> [Written problem] Identify each line below that contains the word "this", and copy it out.

Figure dataset records:
--- start ---
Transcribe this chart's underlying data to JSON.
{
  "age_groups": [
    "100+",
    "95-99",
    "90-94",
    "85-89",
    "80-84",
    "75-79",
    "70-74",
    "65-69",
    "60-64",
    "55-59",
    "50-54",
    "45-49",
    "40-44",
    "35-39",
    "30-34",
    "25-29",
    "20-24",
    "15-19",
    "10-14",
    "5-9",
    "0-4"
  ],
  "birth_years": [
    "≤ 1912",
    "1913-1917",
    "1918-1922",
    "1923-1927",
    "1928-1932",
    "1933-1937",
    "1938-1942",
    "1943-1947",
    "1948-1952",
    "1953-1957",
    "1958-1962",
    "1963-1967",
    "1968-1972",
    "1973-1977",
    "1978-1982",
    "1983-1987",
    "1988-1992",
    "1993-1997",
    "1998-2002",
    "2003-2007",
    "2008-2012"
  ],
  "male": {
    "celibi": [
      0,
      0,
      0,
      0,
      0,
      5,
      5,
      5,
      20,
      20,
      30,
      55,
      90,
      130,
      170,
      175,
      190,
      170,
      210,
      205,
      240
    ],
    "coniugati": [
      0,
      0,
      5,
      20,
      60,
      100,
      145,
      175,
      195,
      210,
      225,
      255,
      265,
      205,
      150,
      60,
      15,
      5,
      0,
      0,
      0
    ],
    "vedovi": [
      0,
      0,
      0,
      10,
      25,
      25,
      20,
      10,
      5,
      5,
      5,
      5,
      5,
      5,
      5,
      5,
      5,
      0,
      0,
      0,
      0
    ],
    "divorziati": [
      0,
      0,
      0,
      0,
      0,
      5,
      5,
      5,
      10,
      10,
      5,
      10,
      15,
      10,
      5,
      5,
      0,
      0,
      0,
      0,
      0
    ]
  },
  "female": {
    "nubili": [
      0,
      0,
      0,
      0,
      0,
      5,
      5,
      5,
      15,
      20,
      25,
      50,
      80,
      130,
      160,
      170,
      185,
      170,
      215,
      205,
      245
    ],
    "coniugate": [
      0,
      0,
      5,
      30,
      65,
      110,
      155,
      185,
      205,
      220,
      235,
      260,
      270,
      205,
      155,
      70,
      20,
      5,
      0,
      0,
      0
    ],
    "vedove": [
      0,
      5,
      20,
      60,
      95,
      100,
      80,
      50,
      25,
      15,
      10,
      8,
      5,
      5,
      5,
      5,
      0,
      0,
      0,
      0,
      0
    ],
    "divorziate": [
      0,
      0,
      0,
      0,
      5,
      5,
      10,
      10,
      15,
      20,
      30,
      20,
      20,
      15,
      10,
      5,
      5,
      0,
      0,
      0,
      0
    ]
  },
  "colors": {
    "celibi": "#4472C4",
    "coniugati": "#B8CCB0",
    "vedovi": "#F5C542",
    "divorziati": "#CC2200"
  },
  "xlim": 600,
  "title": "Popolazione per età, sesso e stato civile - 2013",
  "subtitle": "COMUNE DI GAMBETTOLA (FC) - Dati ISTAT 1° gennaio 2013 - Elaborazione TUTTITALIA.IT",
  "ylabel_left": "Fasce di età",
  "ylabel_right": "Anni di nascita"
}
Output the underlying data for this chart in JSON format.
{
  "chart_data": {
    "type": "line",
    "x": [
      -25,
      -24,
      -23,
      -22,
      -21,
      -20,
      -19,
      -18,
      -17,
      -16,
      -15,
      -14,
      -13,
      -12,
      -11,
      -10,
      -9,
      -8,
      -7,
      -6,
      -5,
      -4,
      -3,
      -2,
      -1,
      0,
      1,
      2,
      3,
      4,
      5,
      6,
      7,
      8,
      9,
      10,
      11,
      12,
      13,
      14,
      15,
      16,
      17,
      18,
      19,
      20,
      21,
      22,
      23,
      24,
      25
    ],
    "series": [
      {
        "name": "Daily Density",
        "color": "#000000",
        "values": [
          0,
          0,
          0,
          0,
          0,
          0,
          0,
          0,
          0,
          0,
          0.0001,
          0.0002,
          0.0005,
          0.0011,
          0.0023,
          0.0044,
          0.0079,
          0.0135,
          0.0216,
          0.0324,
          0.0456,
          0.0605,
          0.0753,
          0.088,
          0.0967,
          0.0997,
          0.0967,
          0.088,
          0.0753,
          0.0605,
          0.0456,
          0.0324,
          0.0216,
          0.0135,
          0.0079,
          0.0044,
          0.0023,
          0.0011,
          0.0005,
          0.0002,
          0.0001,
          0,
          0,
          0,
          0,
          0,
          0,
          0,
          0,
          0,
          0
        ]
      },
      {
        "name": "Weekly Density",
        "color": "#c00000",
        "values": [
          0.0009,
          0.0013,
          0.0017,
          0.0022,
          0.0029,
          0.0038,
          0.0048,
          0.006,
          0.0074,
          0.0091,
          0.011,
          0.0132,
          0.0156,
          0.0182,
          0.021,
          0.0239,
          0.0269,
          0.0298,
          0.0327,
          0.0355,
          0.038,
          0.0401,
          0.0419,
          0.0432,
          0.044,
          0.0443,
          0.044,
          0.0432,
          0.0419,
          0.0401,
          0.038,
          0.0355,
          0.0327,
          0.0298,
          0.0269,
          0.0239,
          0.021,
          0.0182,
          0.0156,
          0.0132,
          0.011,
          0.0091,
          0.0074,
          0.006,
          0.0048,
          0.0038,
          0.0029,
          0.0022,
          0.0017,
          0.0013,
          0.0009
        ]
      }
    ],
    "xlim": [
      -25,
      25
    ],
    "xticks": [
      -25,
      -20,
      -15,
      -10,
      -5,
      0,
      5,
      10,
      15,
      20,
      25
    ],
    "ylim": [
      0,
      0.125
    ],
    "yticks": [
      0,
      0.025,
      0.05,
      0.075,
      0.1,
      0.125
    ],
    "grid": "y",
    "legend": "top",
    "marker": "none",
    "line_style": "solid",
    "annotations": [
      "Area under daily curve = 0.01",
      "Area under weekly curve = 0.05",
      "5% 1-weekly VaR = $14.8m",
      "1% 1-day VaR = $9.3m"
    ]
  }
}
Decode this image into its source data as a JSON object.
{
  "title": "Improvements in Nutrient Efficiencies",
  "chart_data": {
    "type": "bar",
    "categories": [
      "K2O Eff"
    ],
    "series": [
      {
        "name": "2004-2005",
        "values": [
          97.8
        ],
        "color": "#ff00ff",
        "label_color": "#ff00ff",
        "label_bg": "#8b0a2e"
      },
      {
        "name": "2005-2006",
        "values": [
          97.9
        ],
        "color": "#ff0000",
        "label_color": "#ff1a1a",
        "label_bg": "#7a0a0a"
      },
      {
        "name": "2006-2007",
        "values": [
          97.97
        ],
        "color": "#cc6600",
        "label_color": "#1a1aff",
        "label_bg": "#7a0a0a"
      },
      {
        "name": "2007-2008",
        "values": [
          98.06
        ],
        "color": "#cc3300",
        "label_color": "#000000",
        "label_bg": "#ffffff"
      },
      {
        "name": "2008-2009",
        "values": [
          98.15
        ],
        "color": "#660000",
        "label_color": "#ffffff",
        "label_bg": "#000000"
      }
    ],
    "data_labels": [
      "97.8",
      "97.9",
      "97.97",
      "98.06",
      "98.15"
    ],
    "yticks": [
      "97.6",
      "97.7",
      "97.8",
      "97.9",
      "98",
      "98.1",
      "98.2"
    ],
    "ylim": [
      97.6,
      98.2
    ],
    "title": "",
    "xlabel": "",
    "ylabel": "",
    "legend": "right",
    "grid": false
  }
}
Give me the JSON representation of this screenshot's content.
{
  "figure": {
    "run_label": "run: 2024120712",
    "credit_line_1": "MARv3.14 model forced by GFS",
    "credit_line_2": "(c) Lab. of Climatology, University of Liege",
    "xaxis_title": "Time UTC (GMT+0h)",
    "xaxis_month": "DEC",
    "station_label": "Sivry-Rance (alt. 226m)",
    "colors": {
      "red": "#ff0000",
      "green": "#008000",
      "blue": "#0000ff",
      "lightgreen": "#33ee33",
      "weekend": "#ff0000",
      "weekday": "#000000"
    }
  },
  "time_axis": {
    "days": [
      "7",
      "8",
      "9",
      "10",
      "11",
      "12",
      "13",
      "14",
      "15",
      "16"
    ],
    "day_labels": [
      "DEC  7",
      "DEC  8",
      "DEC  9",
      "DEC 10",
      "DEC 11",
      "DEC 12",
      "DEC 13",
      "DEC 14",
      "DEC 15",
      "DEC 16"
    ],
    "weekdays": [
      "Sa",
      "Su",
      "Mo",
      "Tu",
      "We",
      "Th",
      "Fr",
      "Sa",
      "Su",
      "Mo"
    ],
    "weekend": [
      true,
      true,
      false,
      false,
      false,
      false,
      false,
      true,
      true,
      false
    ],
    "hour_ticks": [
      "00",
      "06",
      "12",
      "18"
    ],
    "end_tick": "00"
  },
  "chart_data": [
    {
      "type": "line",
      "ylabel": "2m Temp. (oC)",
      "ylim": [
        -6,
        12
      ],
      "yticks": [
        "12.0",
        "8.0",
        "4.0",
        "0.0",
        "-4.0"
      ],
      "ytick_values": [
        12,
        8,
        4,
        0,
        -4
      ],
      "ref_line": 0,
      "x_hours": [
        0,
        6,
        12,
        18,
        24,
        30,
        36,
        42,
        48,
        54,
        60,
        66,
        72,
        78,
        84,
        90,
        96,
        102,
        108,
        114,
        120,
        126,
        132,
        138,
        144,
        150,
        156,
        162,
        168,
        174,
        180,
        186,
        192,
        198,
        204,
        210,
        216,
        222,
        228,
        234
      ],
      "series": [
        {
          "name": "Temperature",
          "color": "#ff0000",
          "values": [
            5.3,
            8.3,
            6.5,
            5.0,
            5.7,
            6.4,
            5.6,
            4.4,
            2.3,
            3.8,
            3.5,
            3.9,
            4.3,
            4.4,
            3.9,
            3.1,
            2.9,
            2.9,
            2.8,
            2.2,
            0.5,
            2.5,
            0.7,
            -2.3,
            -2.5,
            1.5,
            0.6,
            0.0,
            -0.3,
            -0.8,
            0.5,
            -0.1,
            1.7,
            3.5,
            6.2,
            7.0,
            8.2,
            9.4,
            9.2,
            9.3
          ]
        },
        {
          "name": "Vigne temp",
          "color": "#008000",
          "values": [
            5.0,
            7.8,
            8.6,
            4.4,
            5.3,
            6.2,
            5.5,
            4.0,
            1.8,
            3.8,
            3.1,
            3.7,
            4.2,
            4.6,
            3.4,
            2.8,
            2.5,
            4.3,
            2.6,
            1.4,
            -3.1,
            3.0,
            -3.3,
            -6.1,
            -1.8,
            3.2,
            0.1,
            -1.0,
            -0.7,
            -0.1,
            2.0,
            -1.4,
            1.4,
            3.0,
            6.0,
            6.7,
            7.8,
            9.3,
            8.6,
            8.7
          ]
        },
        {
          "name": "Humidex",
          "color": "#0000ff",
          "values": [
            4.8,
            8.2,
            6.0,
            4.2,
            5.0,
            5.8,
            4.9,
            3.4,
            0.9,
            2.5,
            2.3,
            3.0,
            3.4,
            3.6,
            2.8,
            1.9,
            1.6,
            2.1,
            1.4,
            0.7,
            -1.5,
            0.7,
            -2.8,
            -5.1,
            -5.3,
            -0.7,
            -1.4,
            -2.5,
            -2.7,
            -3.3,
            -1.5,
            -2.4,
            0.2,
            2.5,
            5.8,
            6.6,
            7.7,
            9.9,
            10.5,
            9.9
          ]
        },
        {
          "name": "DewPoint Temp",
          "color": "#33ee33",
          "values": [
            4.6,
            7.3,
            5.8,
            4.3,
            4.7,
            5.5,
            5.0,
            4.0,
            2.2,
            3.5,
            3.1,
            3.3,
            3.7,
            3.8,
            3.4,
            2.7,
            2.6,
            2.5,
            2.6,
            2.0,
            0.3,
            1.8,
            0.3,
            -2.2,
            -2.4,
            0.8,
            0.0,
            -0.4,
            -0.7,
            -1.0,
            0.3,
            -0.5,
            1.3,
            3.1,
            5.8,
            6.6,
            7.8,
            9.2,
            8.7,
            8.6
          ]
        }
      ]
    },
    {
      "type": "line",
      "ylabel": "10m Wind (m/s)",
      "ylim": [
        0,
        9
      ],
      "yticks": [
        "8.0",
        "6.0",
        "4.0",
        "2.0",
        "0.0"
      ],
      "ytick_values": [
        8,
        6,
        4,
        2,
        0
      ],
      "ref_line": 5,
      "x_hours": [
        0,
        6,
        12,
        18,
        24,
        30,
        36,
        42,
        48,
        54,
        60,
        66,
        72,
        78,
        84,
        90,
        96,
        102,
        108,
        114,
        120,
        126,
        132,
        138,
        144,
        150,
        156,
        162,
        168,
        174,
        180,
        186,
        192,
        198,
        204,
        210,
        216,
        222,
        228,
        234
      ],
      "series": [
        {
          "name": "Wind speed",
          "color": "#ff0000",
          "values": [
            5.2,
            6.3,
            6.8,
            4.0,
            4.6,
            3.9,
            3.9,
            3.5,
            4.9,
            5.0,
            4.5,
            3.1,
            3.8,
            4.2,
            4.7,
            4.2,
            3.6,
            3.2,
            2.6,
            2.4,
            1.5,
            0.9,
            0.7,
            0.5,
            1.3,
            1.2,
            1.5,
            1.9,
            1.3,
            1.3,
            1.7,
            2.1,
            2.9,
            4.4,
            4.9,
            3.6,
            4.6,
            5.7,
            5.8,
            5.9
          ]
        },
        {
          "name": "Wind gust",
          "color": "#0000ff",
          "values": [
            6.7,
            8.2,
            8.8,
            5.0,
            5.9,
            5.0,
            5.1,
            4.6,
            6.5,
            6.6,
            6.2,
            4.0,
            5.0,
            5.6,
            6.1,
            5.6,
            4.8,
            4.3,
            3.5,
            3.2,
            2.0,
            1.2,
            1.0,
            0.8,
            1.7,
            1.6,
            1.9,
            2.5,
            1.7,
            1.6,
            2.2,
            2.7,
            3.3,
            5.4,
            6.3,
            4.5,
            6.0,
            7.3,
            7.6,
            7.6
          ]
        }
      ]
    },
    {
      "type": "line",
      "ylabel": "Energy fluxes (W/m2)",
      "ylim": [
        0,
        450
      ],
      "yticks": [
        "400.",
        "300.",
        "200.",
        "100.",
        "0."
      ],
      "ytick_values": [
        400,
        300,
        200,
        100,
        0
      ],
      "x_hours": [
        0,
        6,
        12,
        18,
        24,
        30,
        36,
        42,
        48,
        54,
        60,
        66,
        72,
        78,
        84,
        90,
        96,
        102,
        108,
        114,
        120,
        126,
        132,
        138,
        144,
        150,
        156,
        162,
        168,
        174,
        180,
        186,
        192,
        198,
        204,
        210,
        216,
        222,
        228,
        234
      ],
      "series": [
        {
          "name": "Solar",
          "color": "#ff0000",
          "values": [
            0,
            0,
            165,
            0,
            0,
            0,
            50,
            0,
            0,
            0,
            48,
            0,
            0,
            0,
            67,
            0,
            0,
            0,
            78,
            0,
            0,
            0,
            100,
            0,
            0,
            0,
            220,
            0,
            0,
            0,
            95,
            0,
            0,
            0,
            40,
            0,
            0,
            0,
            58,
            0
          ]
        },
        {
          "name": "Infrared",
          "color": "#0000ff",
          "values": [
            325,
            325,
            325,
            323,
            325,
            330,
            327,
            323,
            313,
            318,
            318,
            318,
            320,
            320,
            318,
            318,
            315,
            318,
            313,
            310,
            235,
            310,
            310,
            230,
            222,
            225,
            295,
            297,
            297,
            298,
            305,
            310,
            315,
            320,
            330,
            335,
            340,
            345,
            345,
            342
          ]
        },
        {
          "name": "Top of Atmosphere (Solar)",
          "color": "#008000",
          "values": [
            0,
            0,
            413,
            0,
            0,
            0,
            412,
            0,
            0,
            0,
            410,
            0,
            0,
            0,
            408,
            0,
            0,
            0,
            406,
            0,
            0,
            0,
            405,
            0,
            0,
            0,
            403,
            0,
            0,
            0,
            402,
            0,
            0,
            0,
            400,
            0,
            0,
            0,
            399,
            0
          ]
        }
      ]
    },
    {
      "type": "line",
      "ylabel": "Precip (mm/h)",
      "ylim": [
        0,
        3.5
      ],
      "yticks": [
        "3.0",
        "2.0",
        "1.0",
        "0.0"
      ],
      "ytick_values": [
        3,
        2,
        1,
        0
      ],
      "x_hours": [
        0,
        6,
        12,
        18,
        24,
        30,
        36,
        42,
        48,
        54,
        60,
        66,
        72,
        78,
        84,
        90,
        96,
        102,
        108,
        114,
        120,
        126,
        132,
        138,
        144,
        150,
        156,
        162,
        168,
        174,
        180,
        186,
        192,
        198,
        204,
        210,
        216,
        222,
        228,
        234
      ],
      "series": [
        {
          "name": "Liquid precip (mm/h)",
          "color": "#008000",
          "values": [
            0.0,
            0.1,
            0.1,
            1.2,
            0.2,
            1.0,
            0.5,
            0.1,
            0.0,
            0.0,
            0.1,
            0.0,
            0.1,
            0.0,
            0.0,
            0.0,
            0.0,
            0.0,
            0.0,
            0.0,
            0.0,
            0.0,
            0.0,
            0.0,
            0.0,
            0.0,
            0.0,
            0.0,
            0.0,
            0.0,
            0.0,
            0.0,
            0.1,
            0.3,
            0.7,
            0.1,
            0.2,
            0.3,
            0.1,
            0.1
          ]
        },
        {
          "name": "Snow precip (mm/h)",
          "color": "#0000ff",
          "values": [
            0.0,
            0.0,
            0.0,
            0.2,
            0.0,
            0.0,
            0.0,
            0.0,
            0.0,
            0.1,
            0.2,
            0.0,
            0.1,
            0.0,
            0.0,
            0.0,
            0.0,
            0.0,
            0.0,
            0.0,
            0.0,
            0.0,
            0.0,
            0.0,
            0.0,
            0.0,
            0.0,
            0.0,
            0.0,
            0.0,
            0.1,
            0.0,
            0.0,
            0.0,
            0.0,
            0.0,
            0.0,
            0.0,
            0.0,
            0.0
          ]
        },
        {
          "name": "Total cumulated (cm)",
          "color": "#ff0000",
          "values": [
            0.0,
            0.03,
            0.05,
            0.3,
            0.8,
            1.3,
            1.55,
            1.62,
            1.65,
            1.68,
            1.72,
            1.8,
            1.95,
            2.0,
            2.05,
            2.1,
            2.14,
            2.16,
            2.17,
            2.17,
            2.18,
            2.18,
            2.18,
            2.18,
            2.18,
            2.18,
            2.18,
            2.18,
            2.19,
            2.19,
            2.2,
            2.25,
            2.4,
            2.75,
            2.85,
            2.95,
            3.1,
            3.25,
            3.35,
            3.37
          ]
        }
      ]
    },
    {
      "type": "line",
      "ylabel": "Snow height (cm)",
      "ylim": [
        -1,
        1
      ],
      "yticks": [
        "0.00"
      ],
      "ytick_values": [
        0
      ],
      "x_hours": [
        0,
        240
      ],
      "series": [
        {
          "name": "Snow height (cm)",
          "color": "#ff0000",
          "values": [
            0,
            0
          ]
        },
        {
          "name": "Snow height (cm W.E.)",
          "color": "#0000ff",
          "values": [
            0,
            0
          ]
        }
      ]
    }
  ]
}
--- end ---
> [Exercise answer]
Transcribe this chart's underlying data to JSON.
Output the underlying data for this chart in JSON format.
Decode this image into its source data as a JSON object.
Give me the JSON representation of this screenshot's content.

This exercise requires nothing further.